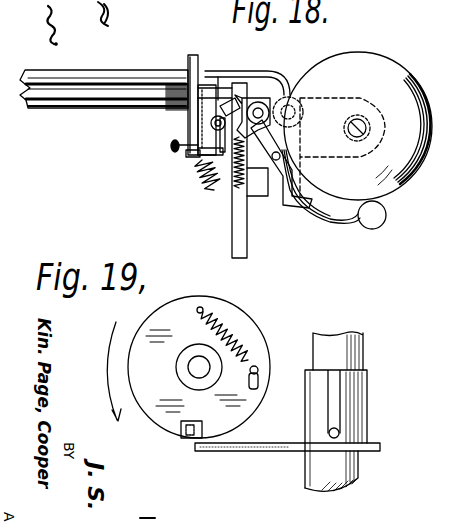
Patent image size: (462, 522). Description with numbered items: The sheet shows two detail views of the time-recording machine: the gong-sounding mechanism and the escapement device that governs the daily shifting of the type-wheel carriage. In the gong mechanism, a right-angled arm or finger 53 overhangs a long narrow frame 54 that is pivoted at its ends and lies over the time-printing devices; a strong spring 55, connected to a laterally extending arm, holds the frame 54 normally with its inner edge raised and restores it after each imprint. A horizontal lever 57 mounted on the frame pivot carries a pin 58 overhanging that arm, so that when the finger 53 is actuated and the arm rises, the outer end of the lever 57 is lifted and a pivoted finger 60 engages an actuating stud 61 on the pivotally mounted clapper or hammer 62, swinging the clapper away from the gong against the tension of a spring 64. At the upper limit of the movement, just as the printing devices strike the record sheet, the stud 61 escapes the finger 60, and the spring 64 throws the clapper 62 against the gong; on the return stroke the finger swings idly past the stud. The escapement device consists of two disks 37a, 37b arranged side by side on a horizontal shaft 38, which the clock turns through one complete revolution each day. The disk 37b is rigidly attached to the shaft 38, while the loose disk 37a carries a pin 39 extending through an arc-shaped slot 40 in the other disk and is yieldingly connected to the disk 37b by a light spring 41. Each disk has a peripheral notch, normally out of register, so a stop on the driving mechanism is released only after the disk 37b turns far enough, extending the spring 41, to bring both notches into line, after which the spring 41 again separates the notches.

In FIG. 18, the frame 54 is at (156, 78).
In FIG. 18, the pin 58 is at (200, 87).
In FIG. 18, the right-angled arm or lever (finger) 53 is at (218, 75).
In FIG. 18, the pivoted finger 60 is at (226, 106).
In FIG. 18, the actuating stud 61 is at (291, 98).
In FIG. 18, the clapper or hammer 62 is at (328, 221).
In FIG. 18, the horizontal lever 57 is at (196, 131).
In FIG. 18, the strong spring 55 is at (198, 163).
In FIG. 18, the spring 64 is at (237, 186).
In FIG. 19, the escapement disk 37b is at (156, 417).
In FIG. 19, the loose escapement disk 37a is at (185, 438).
In FIG. 19, the horizontal shaft 38 is at (197, 368).
In FIG. 19, the pin 39 is at (257, 365).
In FIG. 19, the arc-shaped slot 40 is at (257, 390).
In FIG. 19, the light spring 41 is at (226, 328).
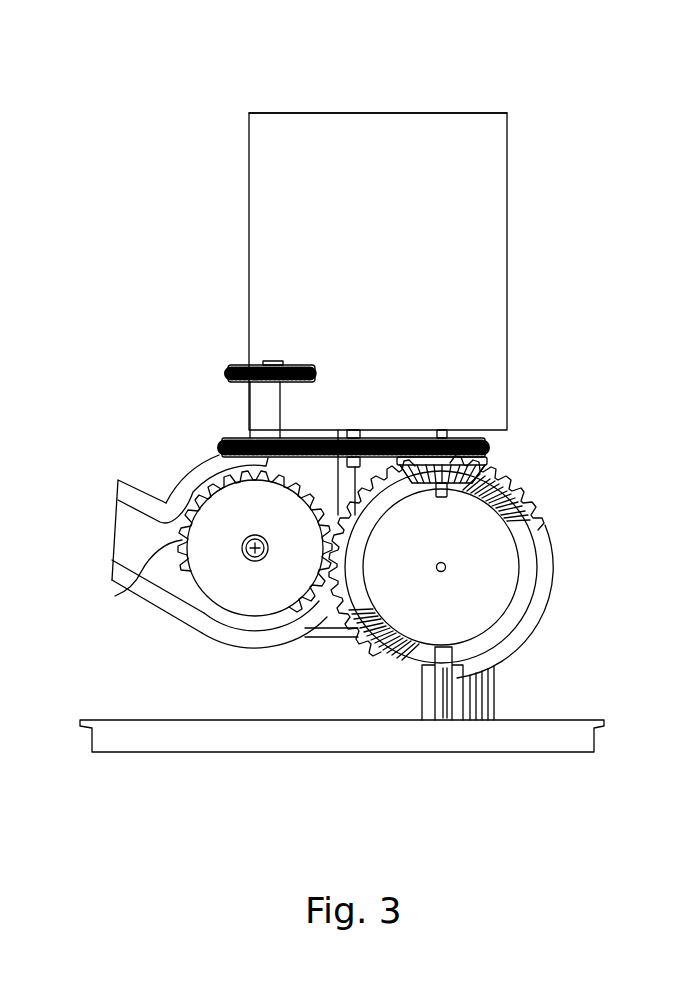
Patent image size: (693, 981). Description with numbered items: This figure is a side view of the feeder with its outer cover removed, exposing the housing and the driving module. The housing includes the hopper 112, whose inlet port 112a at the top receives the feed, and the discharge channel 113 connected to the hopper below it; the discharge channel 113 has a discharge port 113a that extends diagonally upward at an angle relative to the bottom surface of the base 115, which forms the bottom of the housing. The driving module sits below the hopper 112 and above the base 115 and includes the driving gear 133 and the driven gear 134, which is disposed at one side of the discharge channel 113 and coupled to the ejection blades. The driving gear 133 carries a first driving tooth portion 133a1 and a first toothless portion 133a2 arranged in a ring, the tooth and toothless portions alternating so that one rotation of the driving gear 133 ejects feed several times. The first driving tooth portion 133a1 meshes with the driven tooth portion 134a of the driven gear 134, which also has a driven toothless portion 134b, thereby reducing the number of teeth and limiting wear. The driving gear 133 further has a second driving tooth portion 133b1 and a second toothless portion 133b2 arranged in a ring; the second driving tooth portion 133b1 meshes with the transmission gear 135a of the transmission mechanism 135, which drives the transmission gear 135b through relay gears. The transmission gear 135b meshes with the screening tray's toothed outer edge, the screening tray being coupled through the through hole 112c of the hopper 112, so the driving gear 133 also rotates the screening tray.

The hopper 112 is at (508, 177).
The inlet port 112a is at (426, 100).
The through hole 112c is at (270, 356).
The discharge channel 113 is at (190, 474).
The discharge port 113a is at (100, 520).
The base 115 is at (584, 740).
The driving gear 133 is at (508, 548).
The first driving tooth portion 133a1 is at (409, 670).
The first toothless portion 133a2 is at (533, 652).
The second driving tooth portion 133b1 is at (512, 486).
The second toothless portion 133b2 is at (545, 597).
The driven gear 134 is at (255, 616).
The driven tooth portion 134a is at (115, 596).
The driven toothless portion 134b is at (190, 608).
The transmission mechanism 135 is at (400, 392).
The transmission gear 135a is at (490, 466).
The transmission gear 135b is at (228, 373).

------------------------------

Goal of the exercise:
Please return, copied in full, every line of the records above that contains the string "shaft". Case counts.

Right answer:
Patent image size: (462, 522). Description with numbered items: The sheet shows two detail views of the time-recording machine: the gong-sounding mechanism and the escapement device that governs the daily shifting of the type-wheel carriage. In the gong mechanism, a right-angled arm or finger 53 overhangs a long narrow frame 54 that is pivoted at its ends and lies over the time-printing devices; a strong spring 55, connected to a laterally extending arm, holds the frame 54 normally with its inner edge raised and restores it after each imprint. A horizontal lever 57 mounted on the frame pivot carries a pin 58 overhanging that arm, so that when the finger 53 is actuated and the arm rises, the outer end of the lever 57 is lifted and a pivoted finger 60 engages an actuating stud 61 on the pivotally mounted clapper or hammer 62, swinging the clapper away from the gong against the tension of a spring 64. At the upper limit of the movement, just as the printing devices strike the record sheet, the stud 61 escapes the finger 60, and the spring 64 throws the clapper 62 against the gong; on the return stroke the finger swings idly past the stud. The escapement device consists of two disks 37a, 37b arranged side by side on a horizontal shaft 38, which the clock turns through one complete revolution each day. The disk 37b is rigidly attached to the shaft 38, while the loose disk 37a carries a pin 39 extending through an arc-shaped slot 40 in the other disk and is yieldingly connected to the disk 37b by a light spring 41. Each disk has a peripheral notch, normally out of register, so a stop on the driving mechanism is released only after the disk 37b turns far enough, extending the spring 41, to bring both notches into line, after which the spring 41 again separates the notches.
In FIG. 19, the horizontal shaft 38 is at (197, 368).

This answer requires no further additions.